-- START Supplied records --

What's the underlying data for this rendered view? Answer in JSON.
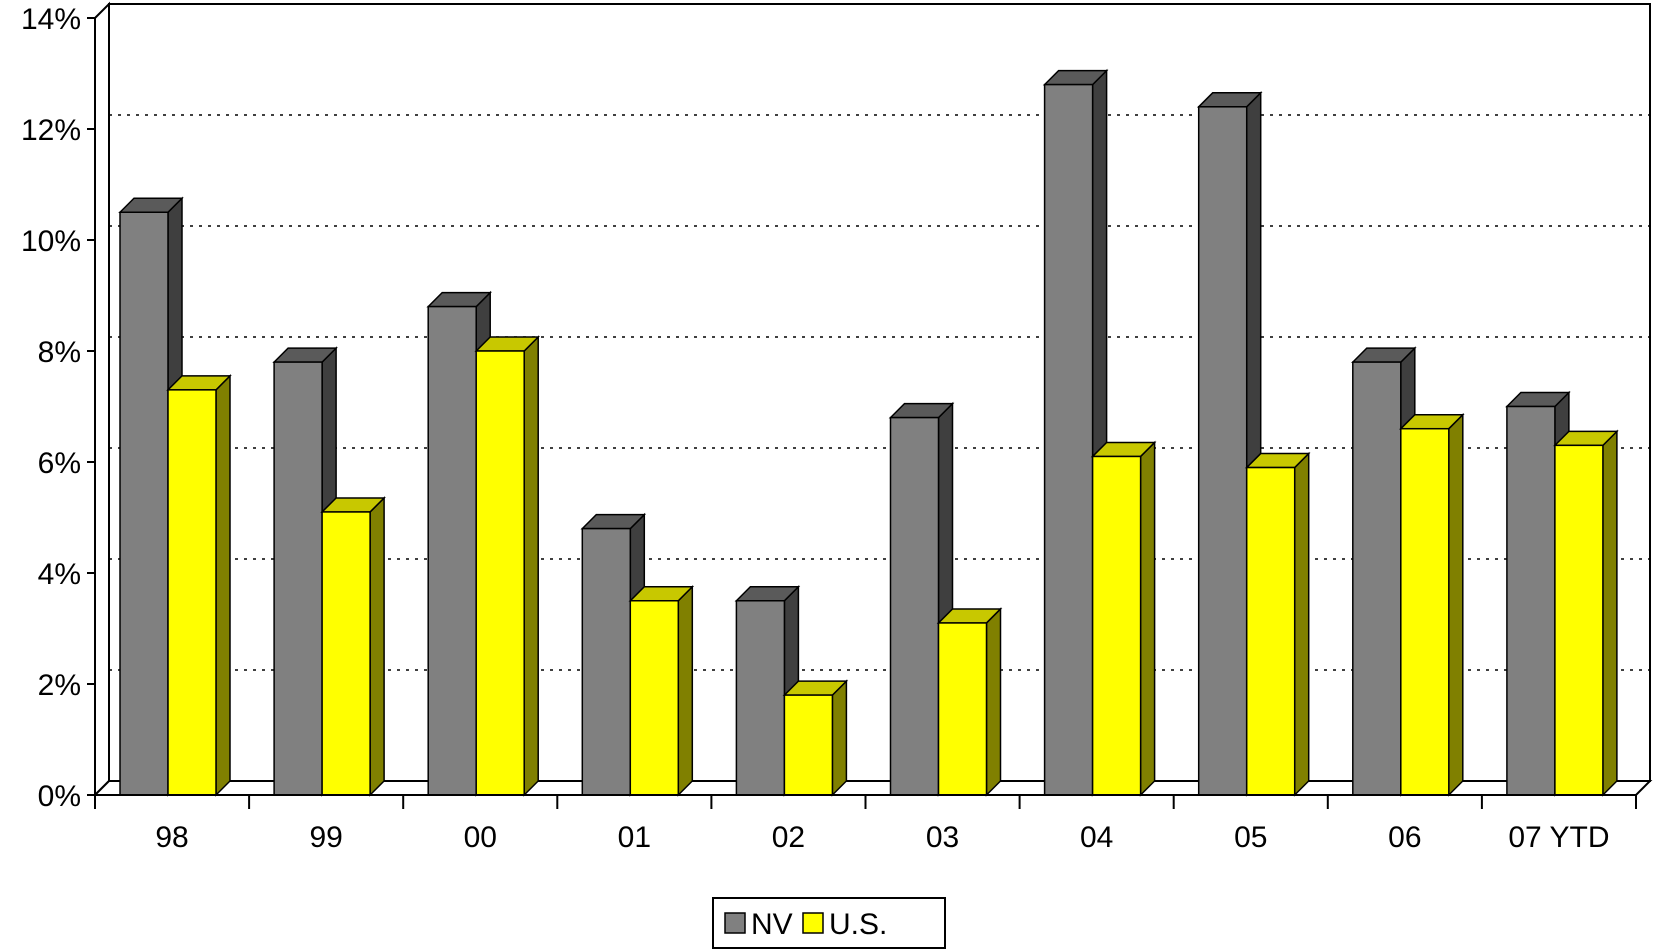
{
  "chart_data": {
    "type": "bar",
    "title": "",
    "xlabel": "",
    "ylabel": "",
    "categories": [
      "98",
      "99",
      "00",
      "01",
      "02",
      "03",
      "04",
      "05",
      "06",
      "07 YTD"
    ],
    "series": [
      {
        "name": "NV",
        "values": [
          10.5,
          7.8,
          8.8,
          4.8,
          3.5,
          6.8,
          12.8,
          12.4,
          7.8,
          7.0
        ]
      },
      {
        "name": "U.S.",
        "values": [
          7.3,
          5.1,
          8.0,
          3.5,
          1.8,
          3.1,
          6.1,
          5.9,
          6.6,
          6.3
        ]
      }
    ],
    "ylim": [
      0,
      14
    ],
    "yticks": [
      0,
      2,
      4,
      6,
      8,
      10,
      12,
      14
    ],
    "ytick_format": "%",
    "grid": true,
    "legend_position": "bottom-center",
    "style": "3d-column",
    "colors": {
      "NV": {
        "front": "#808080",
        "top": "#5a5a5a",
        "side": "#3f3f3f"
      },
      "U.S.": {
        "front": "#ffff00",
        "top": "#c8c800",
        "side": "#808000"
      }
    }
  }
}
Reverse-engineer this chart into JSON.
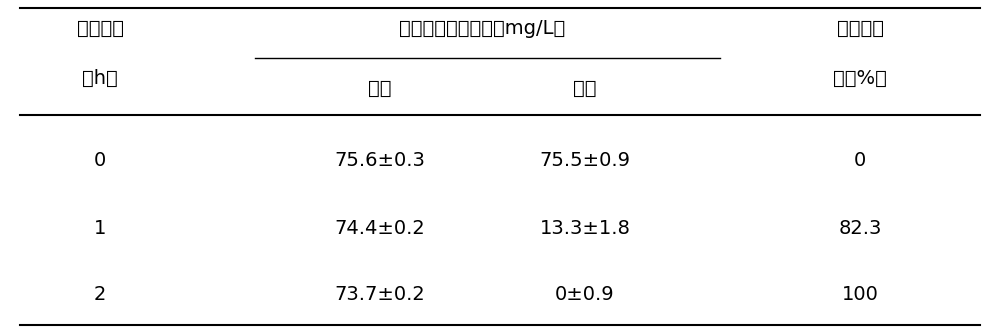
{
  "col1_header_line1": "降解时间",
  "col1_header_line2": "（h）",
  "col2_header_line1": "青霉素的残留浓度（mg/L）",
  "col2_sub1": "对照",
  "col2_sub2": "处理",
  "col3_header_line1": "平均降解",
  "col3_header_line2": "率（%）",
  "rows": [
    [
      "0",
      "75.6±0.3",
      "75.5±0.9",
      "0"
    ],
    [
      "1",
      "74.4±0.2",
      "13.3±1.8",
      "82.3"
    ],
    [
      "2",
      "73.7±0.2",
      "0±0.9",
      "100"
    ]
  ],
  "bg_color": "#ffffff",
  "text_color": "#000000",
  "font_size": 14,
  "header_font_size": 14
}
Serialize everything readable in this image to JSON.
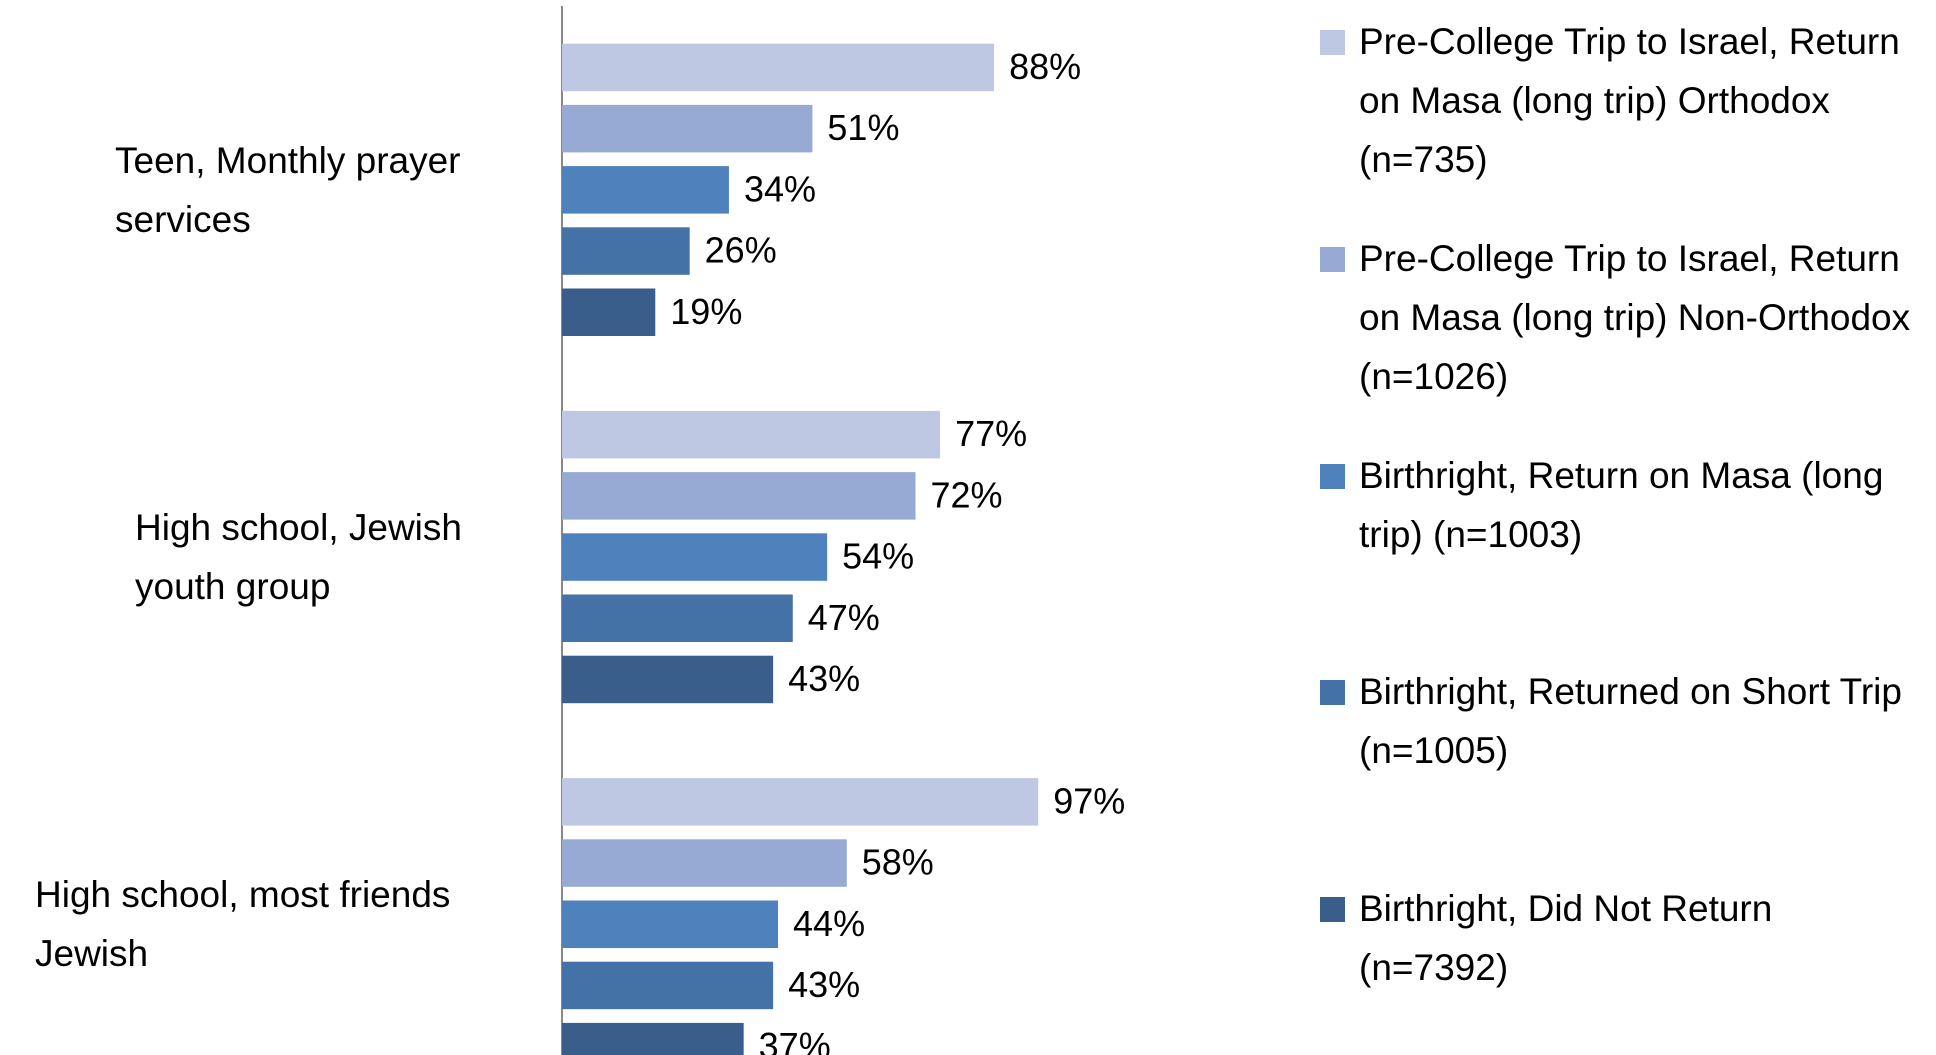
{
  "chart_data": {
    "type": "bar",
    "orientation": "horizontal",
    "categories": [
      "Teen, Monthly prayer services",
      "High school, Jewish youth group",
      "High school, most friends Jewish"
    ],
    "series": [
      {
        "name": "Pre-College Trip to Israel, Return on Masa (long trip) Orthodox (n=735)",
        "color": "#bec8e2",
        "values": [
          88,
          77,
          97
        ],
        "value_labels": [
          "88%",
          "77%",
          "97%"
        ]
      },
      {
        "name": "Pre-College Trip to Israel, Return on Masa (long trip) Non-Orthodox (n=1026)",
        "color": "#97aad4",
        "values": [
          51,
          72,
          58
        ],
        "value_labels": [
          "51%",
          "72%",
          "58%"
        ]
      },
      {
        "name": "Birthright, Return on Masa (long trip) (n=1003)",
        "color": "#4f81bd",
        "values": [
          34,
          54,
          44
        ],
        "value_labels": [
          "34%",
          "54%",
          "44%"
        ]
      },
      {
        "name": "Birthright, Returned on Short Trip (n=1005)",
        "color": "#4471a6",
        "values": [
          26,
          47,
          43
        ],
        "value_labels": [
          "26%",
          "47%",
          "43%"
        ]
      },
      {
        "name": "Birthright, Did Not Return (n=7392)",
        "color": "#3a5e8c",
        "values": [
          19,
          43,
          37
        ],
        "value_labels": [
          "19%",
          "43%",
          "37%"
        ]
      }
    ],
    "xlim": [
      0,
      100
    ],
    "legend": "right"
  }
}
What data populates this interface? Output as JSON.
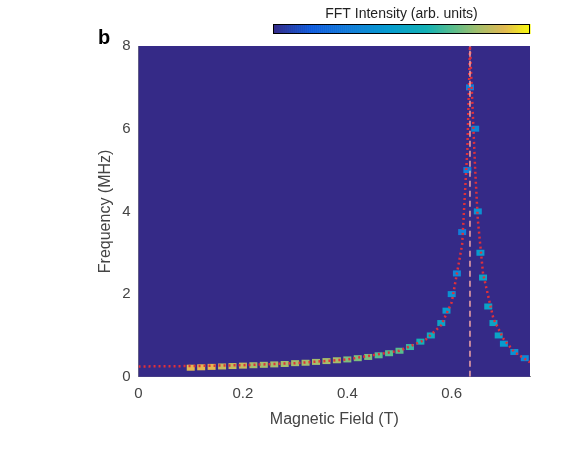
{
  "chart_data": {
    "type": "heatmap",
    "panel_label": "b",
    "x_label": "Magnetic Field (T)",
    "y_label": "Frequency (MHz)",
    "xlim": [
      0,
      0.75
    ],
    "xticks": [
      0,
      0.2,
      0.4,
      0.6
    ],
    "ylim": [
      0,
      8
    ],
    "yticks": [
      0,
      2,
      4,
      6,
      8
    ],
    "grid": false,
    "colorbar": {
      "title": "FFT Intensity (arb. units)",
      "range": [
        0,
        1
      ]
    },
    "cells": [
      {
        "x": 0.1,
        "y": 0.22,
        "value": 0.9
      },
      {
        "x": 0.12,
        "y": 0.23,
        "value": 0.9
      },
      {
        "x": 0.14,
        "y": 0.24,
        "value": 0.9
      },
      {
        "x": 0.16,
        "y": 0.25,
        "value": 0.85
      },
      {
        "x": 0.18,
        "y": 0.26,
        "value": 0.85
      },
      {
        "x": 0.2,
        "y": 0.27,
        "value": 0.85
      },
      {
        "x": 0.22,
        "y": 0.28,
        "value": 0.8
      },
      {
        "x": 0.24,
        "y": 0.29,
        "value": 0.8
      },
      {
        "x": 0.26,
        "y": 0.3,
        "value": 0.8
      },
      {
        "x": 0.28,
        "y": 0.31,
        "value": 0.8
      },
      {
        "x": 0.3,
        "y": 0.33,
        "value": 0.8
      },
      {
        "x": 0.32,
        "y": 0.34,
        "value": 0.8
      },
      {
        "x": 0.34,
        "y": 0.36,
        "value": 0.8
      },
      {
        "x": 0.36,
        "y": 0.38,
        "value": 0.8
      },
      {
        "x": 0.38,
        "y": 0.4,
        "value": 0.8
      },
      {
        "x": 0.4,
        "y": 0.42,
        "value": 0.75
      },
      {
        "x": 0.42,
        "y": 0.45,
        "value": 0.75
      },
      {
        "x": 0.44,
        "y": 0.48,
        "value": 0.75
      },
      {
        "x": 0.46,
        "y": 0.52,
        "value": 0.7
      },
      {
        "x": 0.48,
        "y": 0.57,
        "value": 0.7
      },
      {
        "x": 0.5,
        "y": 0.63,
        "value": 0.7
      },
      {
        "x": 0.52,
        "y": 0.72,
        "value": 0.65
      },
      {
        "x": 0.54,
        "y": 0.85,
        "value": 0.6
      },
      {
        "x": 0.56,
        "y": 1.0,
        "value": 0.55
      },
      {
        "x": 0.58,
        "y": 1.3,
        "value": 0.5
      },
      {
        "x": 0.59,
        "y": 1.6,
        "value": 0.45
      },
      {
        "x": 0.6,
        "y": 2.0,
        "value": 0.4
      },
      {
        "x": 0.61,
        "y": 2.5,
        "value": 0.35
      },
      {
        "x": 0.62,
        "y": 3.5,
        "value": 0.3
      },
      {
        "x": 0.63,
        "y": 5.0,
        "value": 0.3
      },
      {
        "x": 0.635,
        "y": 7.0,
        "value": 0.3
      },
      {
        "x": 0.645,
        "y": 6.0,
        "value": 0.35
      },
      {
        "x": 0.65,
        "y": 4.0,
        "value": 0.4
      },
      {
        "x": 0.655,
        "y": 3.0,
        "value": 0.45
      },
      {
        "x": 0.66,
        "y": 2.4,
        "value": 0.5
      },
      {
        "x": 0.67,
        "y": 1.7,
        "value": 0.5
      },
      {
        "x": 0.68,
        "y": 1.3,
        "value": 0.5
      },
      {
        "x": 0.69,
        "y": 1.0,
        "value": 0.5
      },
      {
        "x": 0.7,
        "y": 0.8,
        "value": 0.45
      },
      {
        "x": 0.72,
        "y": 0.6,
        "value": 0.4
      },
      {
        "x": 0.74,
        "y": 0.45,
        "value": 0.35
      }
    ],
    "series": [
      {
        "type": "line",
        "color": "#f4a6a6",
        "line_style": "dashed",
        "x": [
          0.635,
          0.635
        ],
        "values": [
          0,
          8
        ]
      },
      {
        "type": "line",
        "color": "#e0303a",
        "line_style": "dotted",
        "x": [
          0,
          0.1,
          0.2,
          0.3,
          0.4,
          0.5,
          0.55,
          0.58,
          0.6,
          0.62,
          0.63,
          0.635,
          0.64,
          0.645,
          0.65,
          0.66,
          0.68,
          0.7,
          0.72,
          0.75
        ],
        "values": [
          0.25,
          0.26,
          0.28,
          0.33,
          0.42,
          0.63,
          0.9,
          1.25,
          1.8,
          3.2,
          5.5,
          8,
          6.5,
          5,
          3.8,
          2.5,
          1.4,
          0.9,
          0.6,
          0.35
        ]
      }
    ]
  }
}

-- END Supplied records --

▶ [Exercise requirements]: Every line in the data above that contains "name" needs to be copied.

▶ [Task result]:
        "name": "NV",
        "name": "U.S.",
        "name": "Pre-College Trip to Israel, Return on Masa (long trip) Orthodox (n=735)",
        "name": "Pre-College Trip to Israel, Return on Masa (long trip) Non-Orthodox (n=1026)",
        "name": "Birthright, Return on Masa (long trip) (n=1003)",
        "name": "Birthright, Returned on Short Trip (n=1005)",
        "name": "Birthright, Did Not Return (n=7392)",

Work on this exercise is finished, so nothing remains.